### Job
Pick out each line containing the string "text".

### Working data
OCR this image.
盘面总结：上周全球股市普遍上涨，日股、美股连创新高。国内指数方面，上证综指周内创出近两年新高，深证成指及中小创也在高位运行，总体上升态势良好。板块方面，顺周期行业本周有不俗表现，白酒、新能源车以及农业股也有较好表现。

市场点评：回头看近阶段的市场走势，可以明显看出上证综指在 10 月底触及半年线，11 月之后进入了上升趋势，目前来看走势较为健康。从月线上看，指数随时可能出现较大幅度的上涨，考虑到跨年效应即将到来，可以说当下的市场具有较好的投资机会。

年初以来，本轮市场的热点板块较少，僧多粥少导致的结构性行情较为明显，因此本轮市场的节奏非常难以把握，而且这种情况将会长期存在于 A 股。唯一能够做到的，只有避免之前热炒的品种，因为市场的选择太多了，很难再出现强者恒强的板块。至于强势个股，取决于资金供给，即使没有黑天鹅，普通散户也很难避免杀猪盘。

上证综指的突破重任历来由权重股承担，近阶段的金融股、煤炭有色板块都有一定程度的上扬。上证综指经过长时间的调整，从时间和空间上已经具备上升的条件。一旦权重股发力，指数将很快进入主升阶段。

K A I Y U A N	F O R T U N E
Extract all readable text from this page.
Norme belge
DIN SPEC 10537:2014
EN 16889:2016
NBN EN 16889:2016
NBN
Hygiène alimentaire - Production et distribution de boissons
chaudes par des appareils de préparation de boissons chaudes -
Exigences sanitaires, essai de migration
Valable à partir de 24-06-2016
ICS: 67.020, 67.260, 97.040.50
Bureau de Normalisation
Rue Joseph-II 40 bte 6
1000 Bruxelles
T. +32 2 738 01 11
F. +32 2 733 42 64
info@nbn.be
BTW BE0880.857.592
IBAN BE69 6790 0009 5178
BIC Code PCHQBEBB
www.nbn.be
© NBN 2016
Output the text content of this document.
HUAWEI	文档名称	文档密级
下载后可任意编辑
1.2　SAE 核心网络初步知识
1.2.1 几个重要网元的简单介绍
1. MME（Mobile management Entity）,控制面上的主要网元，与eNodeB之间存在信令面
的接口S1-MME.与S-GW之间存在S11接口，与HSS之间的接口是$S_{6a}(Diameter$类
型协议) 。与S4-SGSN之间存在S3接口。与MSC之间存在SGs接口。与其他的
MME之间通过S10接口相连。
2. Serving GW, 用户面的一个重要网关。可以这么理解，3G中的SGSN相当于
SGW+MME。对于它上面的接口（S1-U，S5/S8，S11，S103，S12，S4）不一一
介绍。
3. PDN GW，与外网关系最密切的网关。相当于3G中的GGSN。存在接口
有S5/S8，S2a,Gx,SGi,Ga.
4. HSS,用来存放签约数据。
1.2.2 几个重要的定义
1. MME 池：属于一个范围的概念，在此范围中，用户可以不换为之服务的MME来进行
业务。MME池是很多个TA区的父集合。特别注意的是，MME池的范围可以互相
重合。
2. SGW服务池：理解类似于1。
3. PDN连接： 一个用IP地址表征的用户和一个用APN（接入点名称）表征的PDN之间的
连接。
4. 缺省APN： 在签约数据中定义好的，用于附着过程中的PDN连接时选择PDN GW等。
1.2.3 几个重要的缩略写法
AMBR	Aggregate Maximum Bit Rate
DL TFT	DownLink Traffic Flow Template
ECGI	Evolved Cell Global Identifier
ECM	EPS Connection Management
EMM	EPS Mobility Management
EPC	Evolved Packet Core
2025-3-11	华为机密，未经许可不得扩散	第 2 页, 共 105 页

### Full response
Extract all readable text from this page.
Output the text content of this document.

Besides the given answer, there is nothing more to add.